(Raw records)
+--
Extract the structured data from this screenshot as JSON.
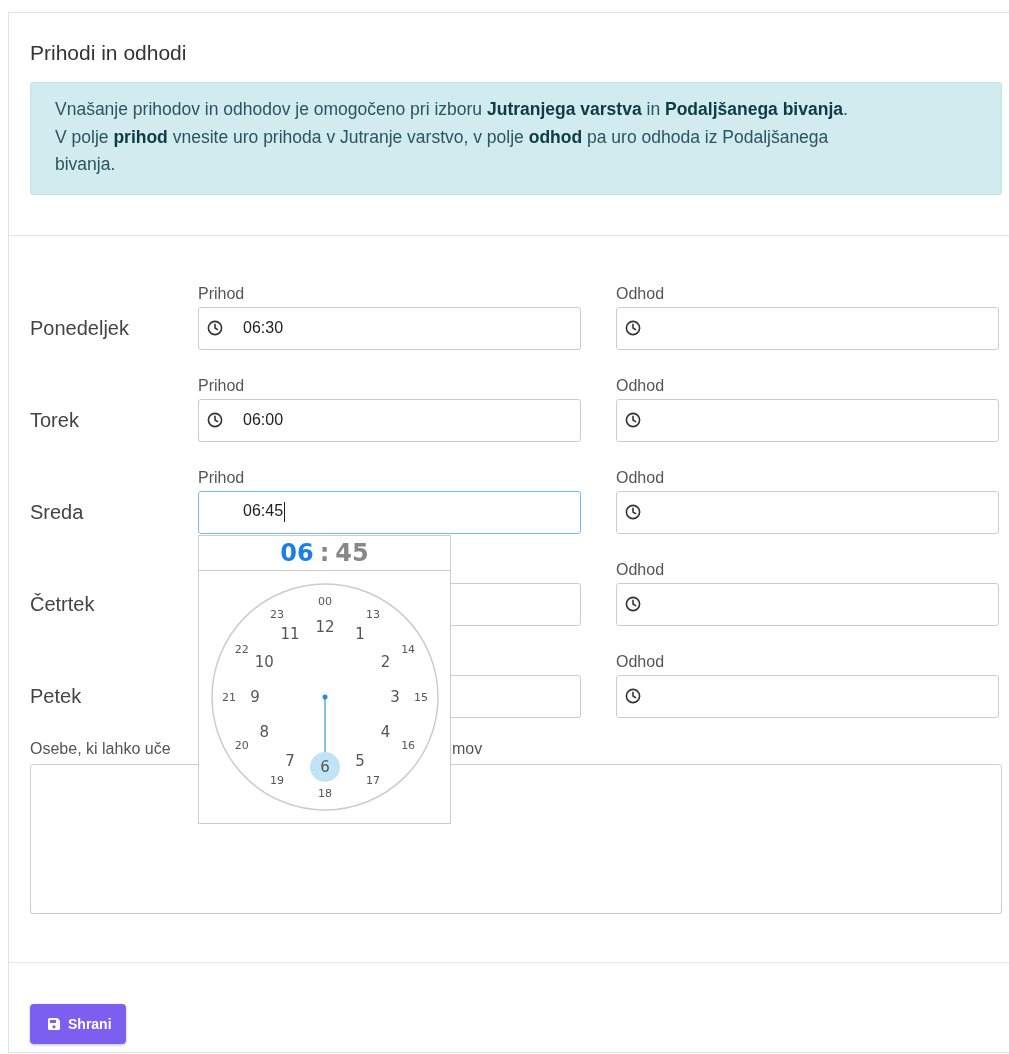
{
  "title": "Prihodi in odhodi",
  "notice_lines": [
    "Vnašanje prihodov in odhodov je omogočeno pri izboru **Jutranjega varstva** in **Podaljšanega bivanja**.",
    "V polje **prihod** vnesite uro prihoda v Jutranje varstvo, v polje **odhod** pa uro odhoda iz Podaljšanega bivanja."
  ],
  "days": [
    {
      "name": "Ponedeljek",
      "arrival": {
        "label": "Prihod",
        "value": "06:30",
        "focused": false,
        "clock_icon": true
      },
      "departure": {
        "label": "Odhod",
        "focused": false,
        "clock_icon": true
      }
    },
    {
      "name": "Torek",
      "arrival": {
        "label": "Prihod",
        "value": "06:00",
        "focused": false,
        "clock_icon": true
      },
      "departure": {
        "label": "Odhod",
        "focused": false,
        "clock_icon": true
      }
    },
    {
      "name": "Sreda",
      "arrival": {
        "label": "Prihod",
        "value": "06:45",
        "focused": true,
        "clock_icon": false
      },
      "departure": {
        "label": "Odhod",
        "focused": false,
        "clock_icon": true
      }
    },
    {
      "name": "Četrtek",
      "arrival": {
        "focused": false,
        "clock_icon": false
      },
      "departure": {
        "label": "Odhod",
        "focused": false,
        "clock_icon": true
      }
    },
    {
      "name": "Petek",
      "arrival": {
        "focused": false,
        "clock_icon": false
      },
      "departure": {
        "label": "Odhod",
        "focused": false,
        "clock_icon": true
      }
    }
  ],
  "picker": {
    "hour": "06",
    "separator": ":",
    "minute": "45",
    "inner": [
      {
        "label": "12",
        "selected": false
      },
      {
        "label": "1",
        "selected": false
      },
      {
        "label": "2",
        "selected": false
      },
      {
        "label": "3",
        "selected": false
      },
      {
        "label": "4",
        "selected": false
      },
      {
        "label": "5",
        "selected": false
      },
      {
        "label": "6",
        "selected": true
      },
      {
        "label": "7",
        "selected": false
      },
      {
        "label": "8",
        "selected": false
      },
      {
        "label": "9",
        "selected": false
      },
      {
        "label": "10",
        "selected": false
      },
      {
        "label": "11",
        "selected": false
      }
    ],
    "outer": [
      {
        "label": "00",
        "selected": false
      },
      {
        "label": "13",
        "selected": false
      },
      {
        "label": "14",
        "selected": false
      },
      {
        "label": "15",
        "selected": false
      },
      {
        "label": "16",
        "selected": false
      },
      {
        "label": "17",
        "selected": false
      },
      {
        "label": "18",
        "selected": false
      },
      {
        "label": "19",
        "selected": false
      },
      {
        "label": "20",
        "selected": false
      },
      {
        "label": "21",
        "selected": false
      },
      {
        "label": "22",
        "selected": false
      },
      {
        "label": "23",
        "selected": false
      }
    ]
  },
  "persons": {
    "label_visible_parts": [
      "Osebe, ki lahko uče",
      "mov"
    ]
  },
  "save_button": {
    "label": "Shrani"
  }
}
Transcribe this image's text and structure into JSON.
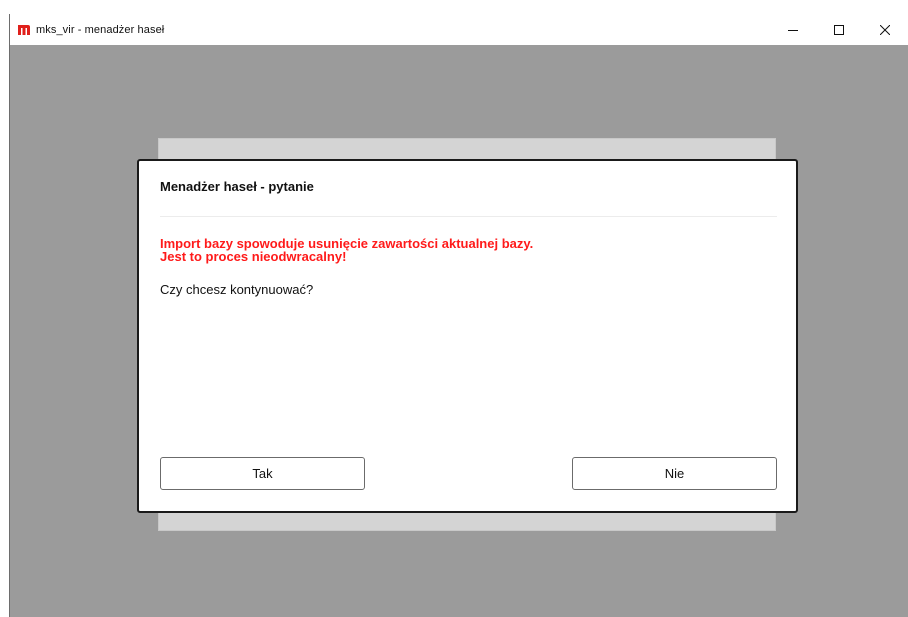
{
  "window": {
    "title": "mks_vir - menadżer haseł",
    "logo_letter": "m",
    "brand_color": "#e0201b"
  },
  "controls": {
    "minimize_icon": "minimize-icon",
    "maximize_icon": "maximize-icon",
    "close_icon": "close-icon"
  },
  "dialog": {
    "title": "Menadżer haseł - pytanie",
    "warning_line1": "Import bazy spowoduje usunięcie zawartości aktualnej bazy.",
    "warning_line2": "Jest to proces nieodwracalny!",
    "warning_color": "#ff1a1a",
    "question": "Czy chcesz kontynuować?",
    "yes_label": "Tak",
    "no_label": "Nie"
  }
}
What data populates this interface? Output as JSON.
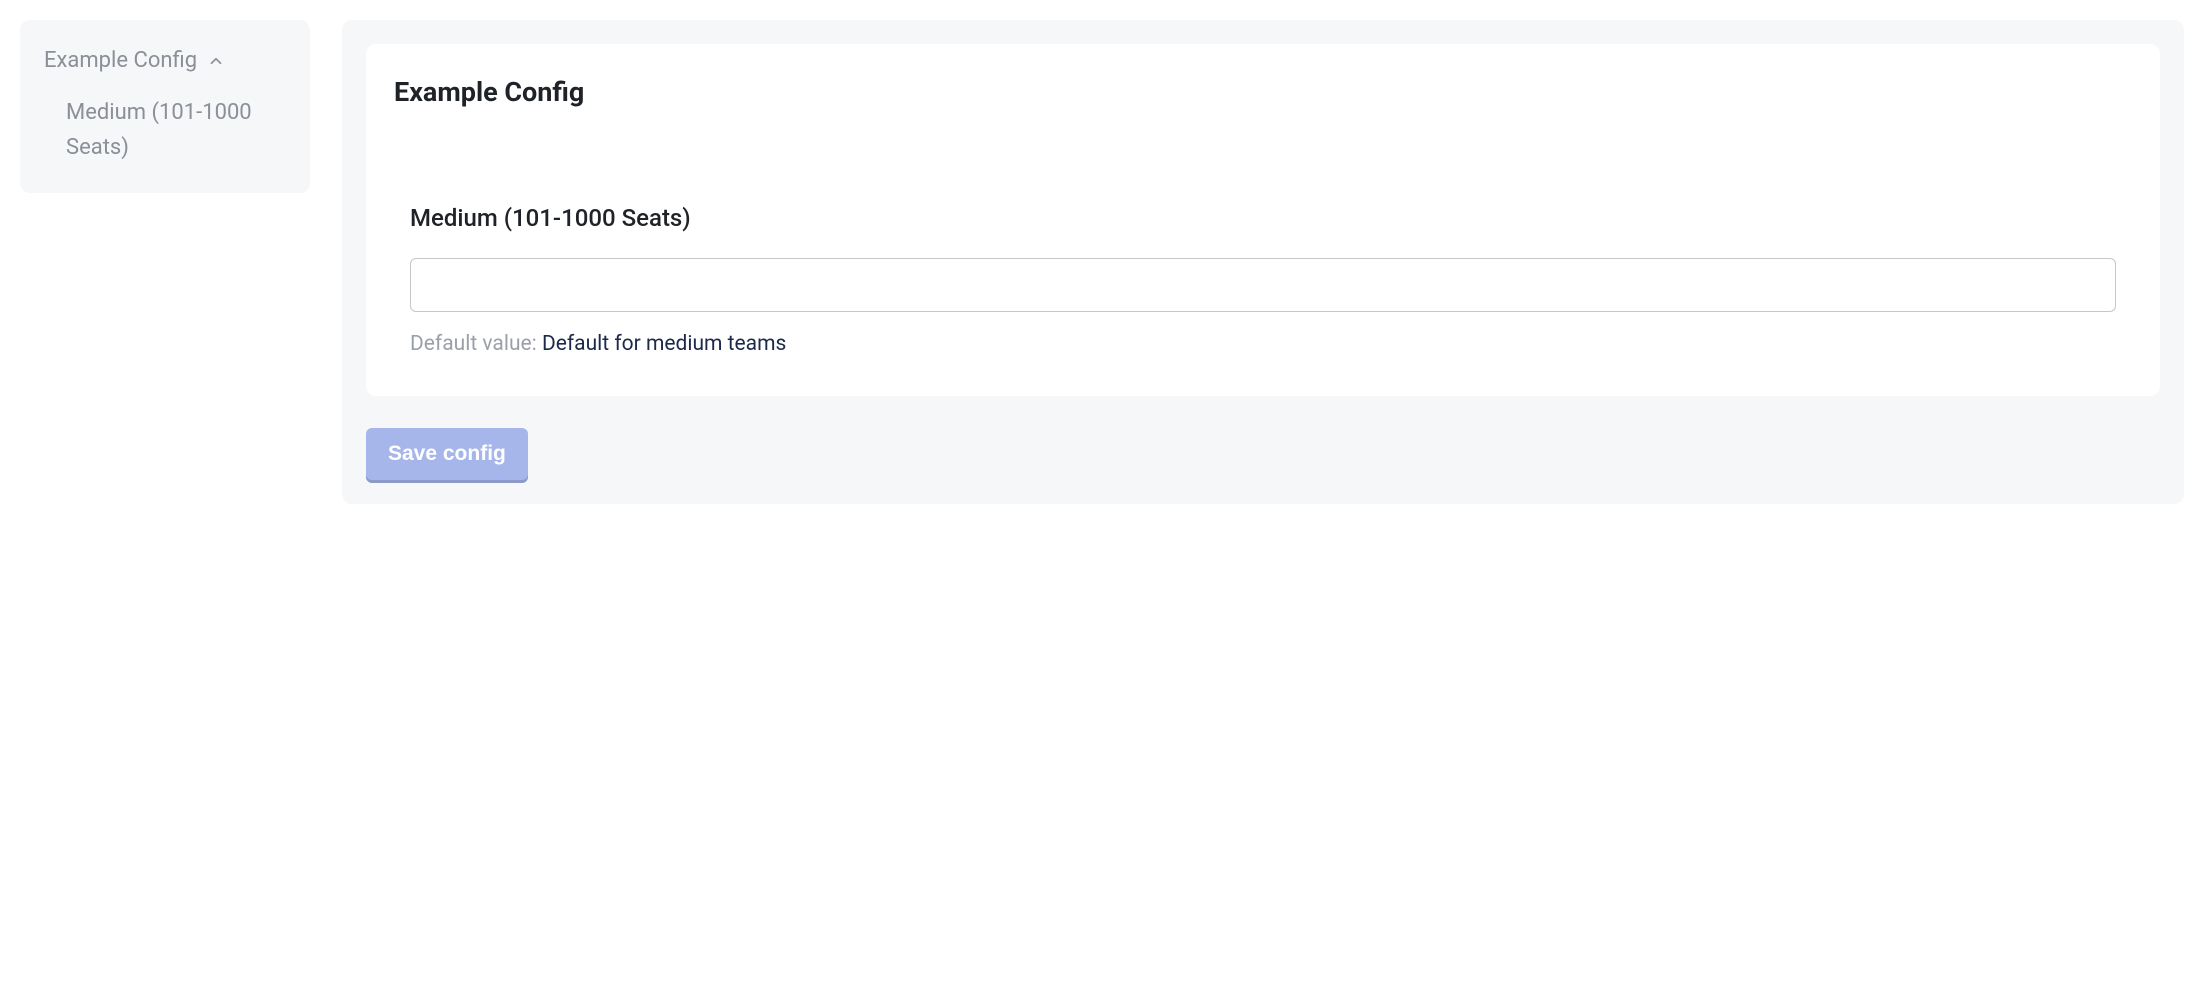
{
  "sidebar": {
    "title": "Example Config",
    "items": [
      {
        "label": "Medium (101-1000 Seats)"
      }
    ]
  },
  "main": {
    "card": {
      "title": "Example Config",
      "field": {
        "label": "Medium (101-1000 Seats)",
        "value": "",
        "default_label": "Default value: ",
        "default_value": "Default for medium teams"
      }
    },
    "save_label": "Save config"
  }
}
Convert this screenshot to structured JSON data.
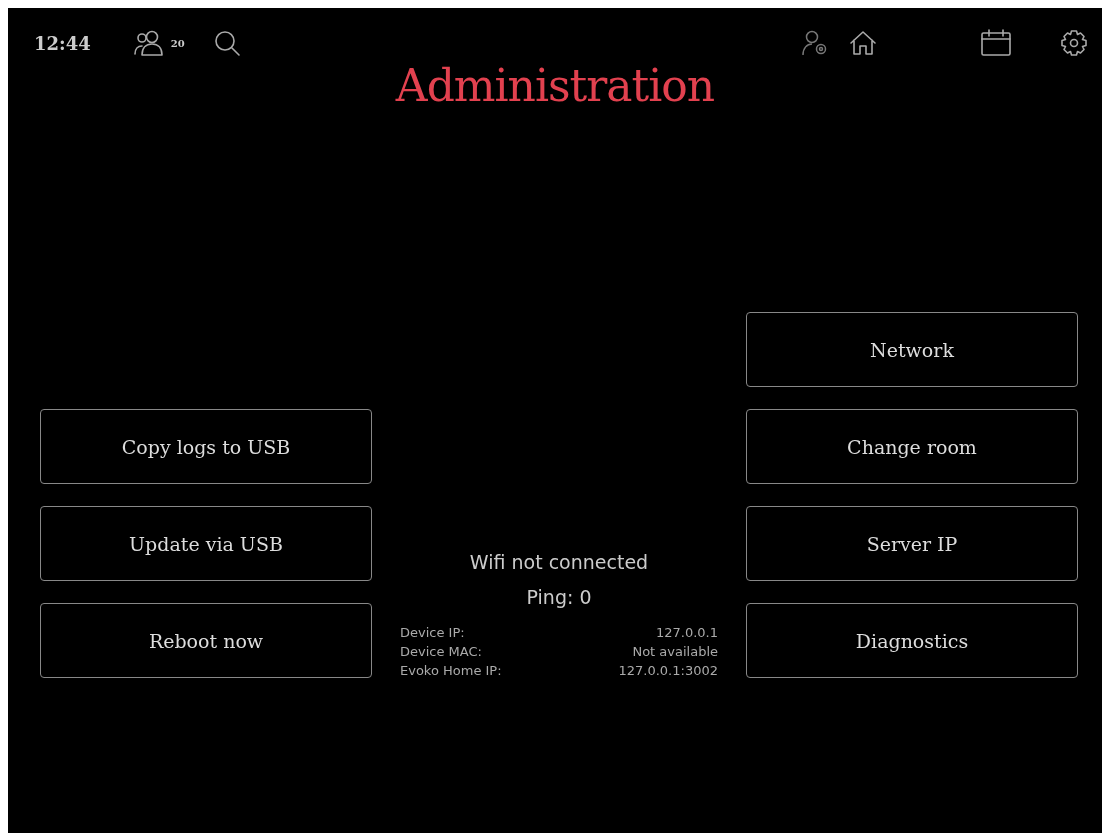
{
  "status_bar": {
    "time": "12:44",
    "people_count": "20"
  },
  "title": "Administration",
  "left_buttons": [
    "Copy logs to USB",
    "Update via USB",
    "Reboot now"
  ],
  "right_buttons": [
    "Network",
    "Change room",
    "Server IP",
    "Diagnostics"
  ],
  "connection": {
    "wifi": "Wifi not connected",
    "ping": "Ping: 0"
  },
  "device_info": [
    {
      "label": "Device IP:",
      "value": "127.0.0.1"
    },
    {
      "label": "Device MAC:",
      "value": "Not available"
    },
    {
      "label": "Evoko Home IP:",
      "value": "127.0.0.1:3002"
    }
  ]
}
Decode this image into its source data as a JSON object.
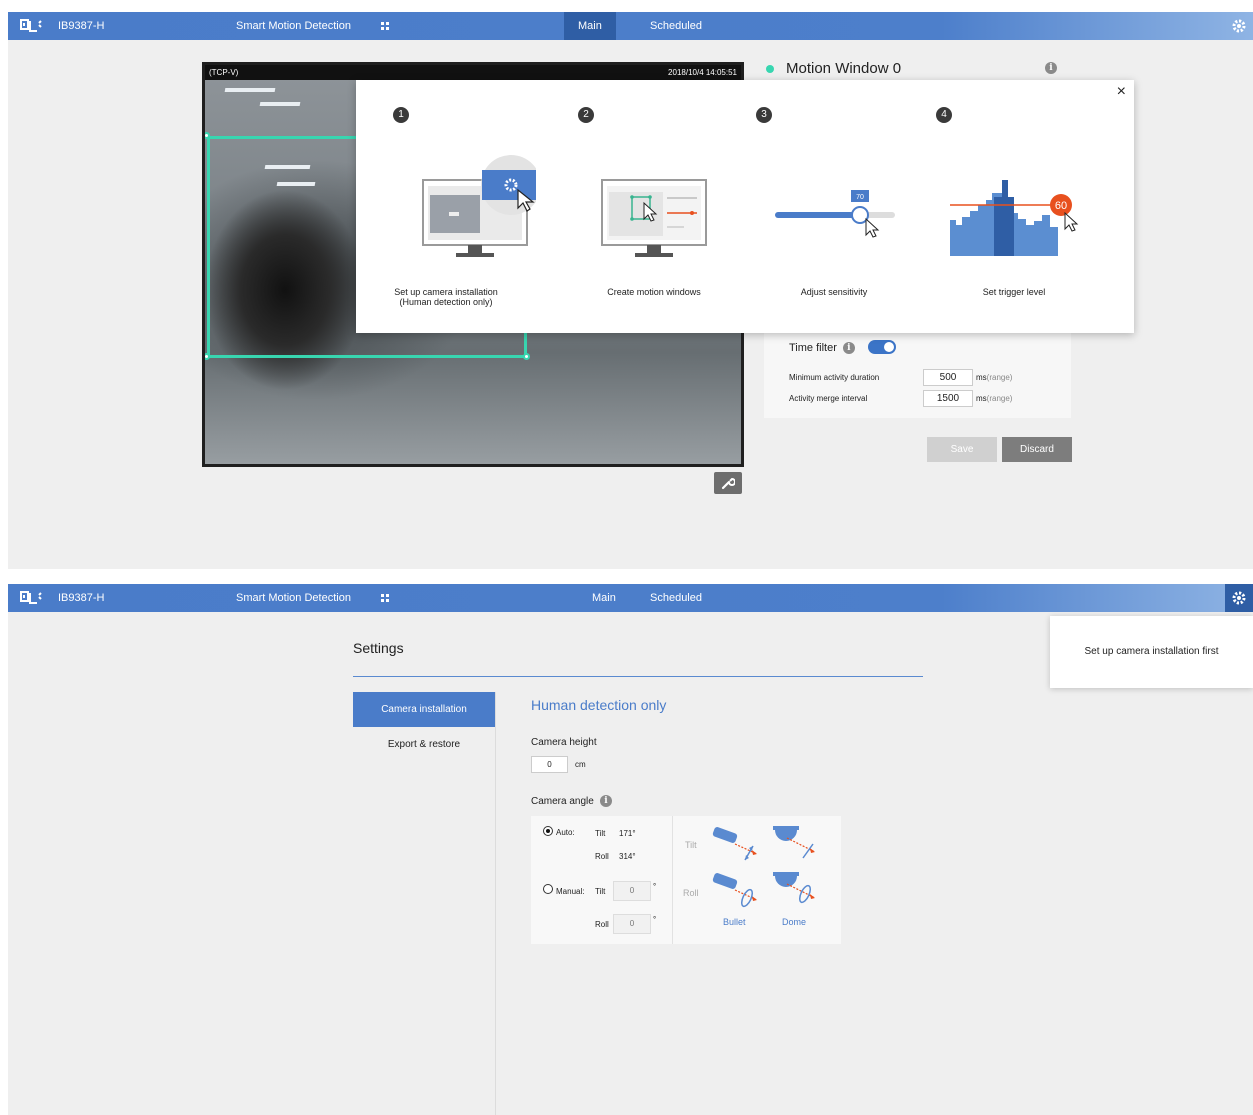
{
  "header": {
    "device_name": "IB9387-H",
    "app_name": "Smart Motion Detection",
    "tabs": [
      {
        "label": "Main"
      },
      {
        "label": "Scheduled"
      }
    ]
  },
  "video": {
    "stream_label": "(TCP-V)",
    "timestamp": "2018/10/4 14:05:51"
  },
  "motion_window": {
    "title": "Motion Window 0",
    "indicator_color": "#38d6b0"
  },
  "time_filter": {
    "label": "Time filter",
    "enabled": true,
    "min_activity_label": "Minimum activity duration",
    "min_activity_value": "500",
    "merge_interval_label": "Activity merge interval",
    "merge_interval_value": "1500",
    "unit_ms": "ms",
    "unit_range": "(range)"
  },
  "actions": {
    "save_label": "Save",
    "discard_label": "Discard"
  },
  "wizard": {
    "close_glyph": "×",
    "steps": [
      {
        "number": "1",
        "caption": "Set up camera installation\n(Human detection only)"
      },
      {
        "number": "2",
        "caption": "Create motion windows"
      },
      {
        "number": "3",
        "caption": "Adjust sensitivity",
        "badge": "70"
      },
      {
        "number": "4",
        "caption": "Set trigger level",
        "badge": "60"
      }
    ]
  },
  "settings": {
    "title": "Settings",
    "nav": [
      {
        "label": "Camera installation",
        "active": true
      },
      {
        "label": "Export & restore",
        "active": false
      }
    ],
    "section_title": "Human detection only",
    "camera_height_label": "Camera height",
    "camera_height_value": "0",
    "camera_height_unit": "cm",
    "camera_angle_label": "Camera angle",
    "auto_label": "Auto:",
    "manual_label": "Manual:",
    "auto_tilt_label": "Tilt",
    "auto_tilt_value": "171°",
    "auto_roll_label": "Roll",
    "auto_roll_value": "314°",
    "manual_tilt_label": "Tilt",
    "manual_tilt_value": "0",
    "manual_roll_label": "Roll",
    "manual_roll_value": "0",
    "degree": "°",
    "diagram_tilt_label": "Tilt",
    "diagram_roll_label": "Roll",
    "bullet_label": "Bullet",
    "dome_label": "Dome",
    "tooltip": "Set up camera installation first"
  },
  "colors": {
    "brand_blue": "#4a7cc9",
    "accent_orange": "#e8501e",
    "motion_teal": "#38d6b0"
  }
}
+--
GIVEN EXERCISE: In the records above, locate every line with the string "structured" and copy it.

REPLY TO THE EXERCISE:
Extract the structured data from this screenshot as JSON.
Convert this screenshot to structured JSON data.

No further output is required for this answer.